◆ REQUIREMENTS ◆
Beneath this sentence is a set of records; write each of them out exactly.

◆ TASK MATERIAL ◆
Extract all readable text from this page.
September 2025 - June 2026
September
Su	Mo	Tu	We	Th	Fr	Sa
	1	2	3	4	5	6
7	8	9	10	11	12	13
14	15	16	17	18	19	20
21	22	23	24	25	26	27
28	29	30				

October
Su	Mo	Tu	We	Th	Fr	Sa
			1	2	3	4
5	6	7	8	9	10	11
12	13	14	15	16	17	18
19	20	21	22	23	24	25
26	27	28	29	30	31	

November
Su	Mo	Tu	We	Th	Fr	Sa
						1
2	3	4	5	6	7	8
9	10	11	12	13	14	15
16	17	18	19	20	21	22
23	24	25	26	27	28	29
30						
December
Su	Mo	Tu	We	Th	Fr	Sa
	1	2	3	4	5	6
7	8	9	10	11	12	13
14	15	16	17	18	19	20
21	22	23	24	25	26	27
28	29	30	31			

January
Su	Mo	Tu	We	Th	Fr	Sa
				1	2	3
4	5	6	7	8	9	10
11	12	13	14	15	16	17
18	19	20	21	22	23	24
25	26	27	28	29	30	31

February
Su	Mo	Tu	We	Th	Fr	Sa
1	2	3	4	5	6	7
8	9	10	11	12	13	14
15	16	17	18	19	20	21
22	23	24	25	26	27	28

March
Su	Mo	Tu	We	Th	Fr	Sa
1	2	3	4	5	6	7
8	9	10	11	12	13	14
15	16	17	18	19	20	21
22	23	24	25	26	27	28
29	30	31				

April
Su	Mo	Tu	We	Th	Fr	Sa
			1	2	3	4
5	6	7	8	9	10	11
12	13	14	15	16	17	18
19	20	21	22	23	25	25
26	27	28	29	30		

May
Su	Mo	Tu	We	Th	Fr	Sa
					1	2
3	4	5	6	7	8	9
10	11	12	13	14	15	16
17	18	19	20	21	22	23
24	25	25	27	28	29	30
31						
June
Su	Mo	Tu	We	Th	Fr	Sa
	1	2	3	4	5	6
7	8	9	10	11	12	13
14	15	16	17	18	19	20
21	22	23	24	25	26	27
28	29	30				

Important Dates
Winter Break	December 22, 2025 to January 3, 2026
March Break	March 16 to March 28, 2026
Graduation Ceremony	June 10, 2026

◆ SOLUTION BELOW ◆
Extract all readable text from this page.
September 2025 - June 2026
September
Su	Mo	Tu	We	Th	Fr	Sa
	1	2	3	4	5	6
7	8	9	10	11	12	13
14	15	16	17	18	19	20
21	22	23	24	25	26	27
28	29	30				

October
Su	Mo	Tu	We	Th	Fr	Sa
			1	2	3	4
5	6	7	8	9	10	11
12	13	14	15	16	17	18
19	20	21	22	23	24	25
26	27	28	29	30	31	

November
Su	Mo	Tu	We	Th	Fr	Sa
						1
2	3	4	5	6	7	8
9	10	11	12	13	14	15
16	17	18	19	20	21	22
23	24	25	26	27	28	29
30						
December
Su	Mo	Tu	We	Th	Fr	Sa
	1	2	3	4	5	6
7	8	9	10	11	12	13
14	15	16	17	18	19	20
21	22	23	24	25	26	27
28	29	30	31			

January
Su	Mo	Tu	We	Th	Fr	Sa
				1	2	3
4	5	6	7	8	9	10
11	12	13	14	15	16	17
18	19	20	21	22	23	24
25	26	27	28	29	30	31

February
Su	Mo	Tu	We	Th	Fr	Sa
1	2	3	4	5	6	7
8	9	10	11	12	13	14
15	16	17	18	19	20	21
22	23	24	25	26	27	28

March
Su	Mo	Tu	We	Th	Fr	Sa
1	2	3	4	5	6	7
8	9	10	11	12	13	14
15	16	17	18	19	20	21
22	23	24	25	26	27	28
29	30	31				

April
Su	Mo	Tu	We	Th	Fr	Sa
			1	2	3	4
5	6	7	8	9	10	11
12	13	14	15	16	17	18
19	20	21	22	23	25	25
26	27	28	29	30		

May
Su	Mo	Tu	We	Th	Fr	Sa
					1	2
3	4	5	6	7	8	9
10	11	12	13	14	15	16
17	18	19	20	21	22	23
24	25	25	27	28	29	30
31						
June
Su	Mo	Tu	We	Th	Fr	Sa
	1	2	3	4	5	6
7	8	9	10	11	12	13
14	15	16	17	18	19	20
21	22	23	24	25	26	27
28	29	30				

Important Dates
Winter Break	December 22, 2025 to January 3, 2026
March Break	March 16 to March 28, 2026
Graduation Ceremony	June 10, 2026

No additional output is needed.